Extracted records:
------------------------------------------------------------------------

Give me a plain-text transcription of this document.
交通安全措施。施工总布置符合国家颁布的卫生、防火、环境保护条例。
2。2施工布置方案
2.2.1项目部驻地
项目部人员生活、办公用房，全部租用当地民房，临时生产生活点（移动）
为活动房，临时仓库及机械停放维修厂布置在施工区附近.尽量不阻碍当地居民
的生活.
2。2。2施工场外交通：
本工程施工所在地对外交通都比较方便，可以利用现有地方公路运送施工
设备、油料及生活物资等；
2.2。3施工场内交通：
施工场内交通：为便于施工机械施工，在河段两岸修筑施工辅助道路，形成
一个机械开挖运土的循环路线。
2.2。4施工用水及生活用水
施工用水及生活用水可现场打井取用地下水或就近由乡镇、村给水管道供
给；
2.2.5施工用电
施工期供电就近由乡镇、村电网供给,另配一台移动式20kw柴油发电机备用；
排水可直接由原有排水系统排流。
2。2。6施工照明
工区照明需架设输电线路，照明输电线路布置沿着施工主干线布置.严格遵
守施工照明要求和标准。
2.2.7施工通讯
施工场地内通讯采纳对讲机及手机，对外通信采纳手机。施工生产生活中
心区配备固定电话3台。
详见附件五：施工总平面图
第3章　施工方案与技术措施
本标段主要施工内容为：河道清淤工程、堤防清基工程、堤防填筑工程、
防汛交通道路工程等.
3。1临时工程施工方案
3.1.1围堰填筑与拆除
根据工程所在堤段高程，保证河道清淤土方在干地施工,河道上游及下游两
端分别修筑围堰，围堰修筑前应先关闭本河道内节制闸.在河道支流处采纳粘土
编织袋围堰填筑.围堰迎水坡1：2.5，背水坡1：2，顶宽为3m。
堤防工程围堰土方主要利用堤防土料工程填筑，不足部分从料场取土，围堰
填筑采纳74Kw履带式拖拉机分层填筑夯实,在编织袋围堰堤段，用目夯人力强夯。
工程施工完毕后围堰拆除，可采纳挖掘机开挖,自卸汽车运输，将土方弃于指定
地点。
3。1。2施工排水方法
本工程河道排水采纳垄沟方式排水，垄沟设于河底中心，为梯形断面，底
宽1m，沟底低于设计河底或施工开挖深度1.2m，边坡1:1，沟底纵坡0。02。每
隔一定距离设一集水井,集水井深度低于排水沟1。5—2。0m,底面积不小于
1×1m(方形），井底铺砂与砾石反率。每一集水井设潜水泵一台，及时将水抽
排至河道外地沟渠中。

------------------------------------------------------------------------

*WHAT IS NEEDED*. Return each line of the data exactly as written above.

*TASK ANSWER*.
Give me a plain-text transcription of this document.
交通安全措施。施工总布置符合国家颁布的卫生、防火、环境保护条例。
2。2施工布置方案
2.2.1项目部驻地
项目部人员生活、办公用房，全部租用当地民房，临时生产生活点（移动）
为活动房，临时仓库及机械停放维修厂布置在施工区附近.尽量不阻碍当地居民
的生活.
2。2。2施工场外交通：
本工程施工所在地对外交通都比较方便，可以利用现有地方公路运送施工
设备、油料及生活物资等；
2.2。3施工场内交通：
施工场内交通：为便于施工机械施工，在河段两岸修筑施工辅助道路，形成
一个机械开挖运土的循环路线。
2.2。4施工用水及生活用水
施工用水及生活用水可现场打井取用地下水或就近由乡镇、村给水管道供
给；
2.2.5施工用电
施工期供电就近由乡镇、村电网供给,另配一台移动式20kw柴油发电机备用；
排水可直接由原有排水系统排流。
2。2。6施工照明
工区照明需架设输电线路，照明输电线路布置沿着施工主干线布置.严格遵
守施工照明要求和标准。
2.2.7施工通讯
施工场地内通讯采纳对讲机及手机，对外通信采纳手机。施工生产生活中
心区配备固定电话3台。
详见附件五：施工总平面图
第3章　施工方案与技术措施
本标段主要施工内容为：河道清淤工程、堤防清基工程、堤防填筑工程、
防汛交通道路工程等.
3。1临时工程施工方案
3.1.1围堰填筑与拆除
根据工程所在堤段高程，保证河道清淤土方在干地施工,河道上游及下游两
端分别修筑围堰，围堰修筑前应先关闭本河道内节制闸.在河道支流处采纳粘土
编织袋围堰填筑.围堰迎水坡1：2.5，背水坡1：2，顶宽为3m。
堤防工程围堰土方主要利用堤防土料工程填筑，不足部分从料场取土，围堰
填筑采纳74Kw履带式拖拉机分层填筑夯实,在编织袋围堰堤段，用目夯人力强夯。
工程施工完毕后围堰拆除，可采纳挖掘机开挖,自卸汽车运输，将土方弃于指定
地点。
3。1。2施工排水方法
本工程河道排水采纳垄沟方式排水，垄沟设于河底中心，为梯形断面，底
宽1m，沟底低于设计河底或施工开挖深度1.2m，边坡1:1，沟底纵坡0。02。每
隔一定距离设一集水井,集水井深度低于排水沟1。5—2。0m,底面积不小于
1×1m(方形），井底铺砂与砾石反率。每一集水井设潜水泵一台，及时将水抽
排至河道外地沟渠中。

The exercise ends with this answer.